## Exercise data
┌────────

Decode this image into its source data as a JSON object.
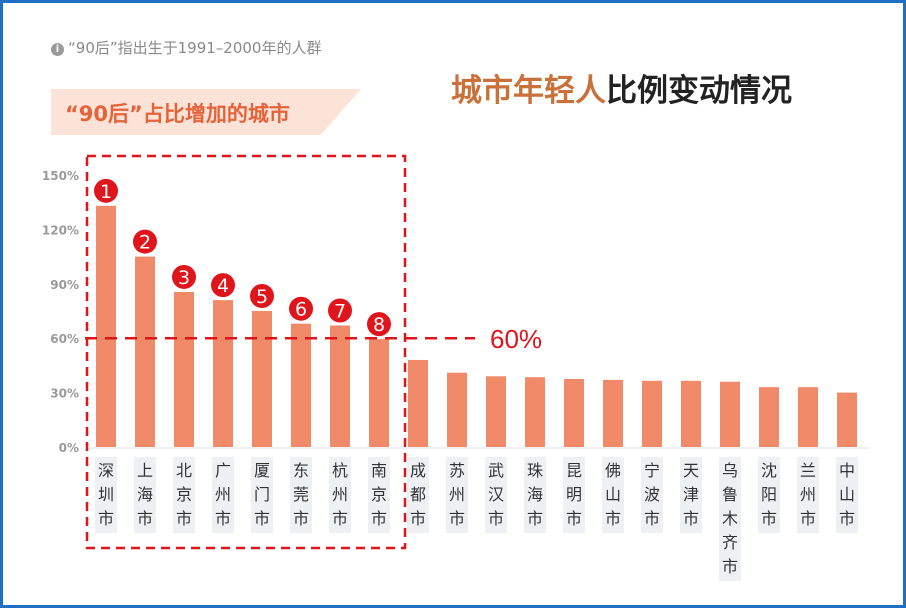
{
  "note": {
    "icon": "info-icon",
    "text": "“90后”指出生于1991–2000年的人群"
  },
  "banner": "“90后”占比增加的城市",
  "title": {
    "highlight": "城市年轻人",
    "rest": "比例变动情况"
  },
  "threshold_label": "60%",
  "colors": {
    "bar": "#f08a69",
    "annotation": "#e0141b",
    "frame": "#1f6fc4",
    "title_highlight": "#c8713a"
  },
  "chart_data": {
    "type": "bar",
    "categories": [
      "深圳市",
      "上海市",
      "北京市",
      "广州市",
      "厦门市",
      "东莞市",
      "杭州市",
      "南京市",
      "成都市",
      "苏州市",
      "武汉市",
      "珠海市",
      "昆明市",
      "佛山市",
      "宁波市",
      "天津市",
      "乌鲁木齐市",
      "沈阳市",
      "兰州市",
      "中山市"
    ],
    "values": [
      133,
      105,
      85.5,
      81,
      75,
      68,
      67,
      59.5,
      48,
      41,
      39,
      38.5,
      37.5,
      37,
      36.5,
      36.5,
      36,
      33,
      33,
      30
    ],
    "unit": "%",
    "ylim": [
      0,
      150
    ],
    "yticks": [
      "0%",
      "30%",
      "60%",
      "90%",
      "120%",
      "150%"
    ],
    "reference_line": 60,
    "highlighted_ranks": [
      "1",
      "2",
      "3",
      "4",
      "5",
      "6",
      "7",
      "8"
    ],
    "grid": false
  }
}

└────────

Without including the pictures, reproduce all entries exactly.

## Final result
Decode this image into its source data as a JSON object.
{
  "note": {
    "icon": "info-icon",
    "text": "“90后”指出生于1991–2000年的人群"
  },
  "banner": "“90后”占比增加的城市",
  "title": {
    "highlight": "城市年轻人",
    "rest": "比例变动情况"
  },
  "threshold_label": "60%",
  "colors": {
    "bar": "#f08a69",
    "annotation": "#e0141b",
    "frame": "#1f6fc4",
    "title_highlight": "#c8713a"
  },
  "chart_data": {
    "type": "bar",
    "categories": [
      "深圳市",
      "上海市",
      "北京市",
      "广州市",
      "厦门市",
      "东莞市",
      "杭州市",
      "南京市",
      "成都市",
      "苏州市",
      "武汉市",
      "珠海市",
      "昆明市",
      "佛山市",
      "宁波市",
      "天津市",
      "乌鲁木齐市",
      "沈阳市",
      "兰州市",
      "中山市"
    ],
    "values": [
      133,
      105,
      85.5,
      81,
      75,
      68,
      67,
      59.5,
      48,
      41,
      39,
      38.5,
      37.5,
      37,
      36.5,
      36.5,
      36,
      33,
      33,
      30
    ],
    "unit": "%",
    "ylim": [
      0,
      150
    ],
    "yticks": [
      "0%",
      "30%",
      "60%",
      "90%",
      "120%",
      "150%"
    ],
    "reference_line": 60,
    "highlighted_ranks": [
      "1",
      "2",
      "3",
      "4",
      "5",
      "6",
      "7",
      "8"
    ],
    "grid": false
  }
}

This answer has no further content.